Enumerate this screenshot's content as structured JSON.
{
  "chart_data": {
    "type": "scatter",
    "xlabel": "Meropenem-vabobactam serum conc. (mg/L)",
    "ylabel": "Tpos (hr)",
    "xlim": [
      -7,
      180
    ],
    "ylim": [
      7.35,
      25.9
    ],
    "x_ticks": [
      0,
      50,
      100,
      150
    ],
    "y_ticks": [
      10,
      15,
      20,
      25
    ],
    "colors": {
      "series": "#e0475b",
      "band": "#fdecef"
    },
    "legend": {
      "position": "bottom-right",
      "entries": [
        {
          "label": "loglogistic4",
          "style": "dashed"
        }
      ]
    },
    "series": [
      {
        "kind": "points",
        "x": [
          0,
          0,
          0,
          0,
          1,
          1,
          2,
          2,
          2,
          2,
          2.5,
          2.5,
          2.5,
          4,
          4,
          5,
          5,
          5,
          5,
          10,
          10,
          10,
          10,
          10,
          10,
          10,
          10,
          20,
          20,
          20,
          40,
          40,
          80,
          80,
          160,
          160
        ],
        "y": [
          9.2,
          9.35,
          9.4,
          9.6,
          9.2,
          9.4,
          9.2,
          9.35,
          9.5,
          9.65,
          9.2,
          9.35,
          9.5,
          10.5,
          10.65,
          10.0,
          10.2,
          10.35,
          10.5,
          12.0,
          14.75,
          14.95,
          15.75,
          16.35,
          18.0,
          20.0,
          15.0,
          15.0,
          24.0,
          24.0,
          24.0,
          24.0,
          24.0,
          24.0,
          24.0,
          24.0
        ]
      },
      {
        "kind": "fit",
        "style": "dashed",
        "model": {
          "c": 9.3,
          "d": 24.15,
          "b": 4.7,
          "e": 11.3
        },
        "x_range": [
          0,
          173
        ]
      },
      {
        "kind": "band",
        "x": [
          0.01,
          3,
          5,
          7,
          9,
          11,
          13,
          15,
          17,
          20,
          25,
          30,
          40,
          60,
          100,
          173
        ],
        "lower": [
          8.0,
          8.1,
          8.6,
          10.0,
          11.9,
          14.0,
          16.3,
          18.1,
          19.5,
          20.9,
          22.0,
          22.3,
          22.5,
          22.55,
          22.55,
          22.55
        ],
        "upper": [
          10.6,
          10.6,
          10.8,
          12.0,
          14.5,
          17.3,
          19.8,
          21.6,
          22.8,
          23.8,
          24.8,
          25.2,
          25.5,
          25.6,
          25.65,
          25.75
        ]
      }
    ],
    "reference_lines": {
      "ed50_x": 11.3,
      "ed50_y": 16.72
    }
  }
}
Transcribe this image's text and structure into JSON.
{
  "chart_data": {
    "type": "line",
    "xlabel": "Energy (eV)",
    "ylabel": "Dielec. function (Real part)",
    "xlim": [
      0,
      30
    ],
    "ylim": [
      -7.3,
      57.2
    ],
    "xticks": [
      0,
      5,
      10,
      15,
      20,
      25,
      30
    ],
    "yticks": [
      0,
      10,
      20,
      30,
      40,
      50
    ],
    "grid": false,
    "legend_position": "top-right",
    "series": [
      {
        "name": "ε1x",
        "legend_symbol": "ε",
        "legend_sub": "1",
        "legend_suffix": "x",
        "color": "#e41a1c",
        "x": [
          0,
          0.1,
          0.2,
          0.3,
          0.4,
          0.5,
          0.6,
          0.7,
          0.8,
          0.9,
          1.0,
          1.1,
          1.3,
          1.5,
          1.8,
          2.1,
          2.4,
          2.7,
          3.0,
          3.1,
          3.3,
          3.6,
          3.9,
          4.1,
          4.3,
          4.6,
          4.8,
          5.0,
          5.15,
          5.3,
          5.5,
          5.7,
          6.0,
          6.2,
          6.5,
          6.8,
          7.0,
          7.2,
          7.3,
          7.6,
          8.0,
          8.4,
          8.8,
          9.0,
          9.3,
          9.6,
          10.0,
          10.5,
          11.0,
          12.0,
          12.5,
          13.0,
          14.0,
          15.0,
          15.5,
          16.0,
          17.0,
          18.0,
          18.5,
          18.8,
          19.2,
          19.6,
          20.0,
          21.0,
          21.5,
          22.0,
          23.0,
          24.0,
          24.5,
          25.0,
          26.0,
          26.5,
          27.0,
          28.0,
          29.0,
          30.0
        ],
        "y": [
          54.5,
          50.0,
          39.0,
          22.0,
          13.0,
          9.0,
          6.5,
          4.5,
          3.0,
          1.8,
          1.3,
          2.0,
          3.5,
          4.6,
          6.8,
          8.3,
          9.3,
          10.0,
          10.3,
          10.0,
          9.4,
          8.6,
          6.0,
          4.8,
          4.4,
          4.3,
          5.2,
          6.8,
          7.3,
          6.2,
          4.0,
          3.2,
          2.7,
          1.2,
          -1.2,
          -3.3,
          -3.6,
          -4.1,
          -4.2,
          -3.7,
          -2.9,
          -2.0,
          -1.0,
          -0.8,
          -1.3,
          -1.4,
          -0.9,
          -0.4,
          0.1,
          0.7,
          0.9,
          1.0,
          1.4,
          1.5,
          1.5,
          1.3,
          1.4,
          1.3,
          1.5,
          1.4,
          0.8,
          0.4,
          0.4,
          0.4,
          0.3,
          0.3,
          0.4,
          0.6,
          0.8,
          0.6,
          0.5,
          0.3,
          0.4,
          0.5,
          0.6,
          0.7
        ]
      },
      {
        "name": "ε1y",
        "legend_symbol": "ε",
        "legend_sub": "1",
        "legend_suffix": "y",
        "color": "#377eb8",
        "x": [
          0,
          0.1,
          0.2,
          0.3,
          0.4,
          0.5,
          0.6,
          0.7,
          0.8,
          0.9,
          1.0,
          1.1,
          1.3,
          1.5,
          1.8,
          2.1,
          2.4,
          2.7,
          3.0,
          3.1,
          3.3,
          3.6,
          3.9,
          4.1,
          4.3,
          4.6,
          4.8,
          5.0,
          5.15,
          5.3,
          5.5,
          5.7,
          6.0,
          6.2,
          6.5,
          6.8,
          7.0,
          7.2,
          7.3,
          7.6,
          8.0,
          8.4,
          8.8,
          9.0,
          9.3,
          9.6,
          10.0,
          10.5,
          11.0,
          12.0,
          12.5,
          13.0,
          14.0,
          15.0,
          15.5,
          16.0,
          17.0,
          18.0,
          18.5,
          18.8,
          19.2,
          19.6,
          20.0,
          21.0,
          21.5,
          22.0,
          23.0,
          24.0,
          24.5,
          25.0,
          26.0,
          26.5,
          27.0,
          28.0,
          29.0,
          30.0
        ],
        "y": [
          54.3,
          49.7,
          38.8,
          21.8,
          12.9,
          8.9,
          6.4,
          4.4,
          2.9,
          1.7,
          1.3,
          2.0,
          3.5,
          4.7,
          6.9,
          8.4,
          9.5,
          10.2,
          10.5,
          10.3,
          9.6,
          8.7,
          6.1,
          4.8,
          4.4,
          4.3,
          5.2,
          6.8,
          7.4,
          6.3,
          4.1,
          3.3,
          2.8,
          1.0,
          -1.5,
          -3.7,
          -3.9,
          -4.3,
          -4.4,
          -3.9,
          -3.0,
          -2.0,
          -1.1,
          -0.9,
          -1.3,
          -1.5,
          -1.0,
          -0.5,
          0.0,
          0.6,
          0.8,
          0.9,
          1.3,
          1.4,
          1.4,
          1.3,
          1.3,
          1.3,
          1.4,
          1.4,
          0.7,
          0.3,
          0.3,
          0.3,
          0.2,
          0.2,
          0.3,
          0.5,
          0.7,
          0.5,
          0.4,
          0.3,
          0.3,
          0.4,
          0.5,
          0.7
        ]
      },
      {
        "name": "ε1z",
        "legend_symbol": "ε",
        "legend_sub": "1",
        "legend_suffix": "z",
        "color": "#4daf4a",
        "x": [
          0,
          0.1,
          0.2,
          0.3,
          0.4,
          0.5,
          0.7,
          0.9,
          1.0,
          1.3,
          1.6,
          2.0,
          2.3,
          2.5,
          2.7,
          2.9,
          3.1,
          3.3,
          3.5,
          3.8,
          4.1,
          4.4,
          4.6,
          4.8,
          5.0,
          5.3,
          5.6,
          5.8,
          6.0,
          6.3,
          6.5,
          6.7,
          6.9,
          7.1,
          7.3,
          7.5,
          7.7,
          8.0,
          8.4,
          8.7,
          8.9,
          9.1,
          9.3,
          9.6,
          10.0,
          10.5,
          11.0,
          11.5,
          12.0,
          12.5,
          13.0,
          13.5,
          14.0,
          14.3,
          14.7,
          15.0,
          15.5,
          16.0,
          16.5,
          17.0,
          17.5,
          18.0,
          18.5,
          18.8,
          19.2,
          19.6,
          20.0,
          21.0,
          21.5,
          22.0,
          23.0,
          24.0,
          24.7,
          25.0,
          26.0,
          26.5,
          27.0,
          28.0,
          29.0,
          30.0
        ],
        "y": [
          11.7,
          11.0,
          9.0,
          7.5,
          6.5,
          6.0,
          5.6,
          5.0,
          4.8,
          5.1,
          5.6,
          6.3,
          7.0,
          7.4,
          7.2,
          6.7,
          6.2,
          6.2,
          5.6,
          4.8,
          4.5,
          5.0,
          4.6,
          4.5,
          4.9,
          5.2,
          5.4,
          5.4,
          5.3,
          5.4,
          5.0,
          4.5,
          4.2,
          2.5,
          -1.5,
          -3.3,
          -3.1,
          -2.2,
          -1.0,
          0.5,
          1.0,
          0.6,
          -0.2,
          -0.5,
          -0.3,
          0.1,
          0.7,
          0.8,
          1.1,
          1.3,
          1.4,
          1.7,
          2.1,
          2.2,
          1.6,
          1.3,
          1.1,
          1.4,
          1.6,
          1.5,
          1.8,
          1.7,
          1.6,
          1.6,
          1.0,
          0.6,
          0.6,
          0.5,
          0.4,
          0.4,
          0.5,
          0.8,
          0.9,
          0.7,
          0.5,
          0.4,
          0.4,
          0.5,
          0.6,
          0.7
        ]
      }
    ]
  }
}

What you have to do: Copy out every line from the records that has the word "this".

Task answer:
Enumerate this screenshot's content as structured JSON.
Transcribe this image's text and structure into JSON.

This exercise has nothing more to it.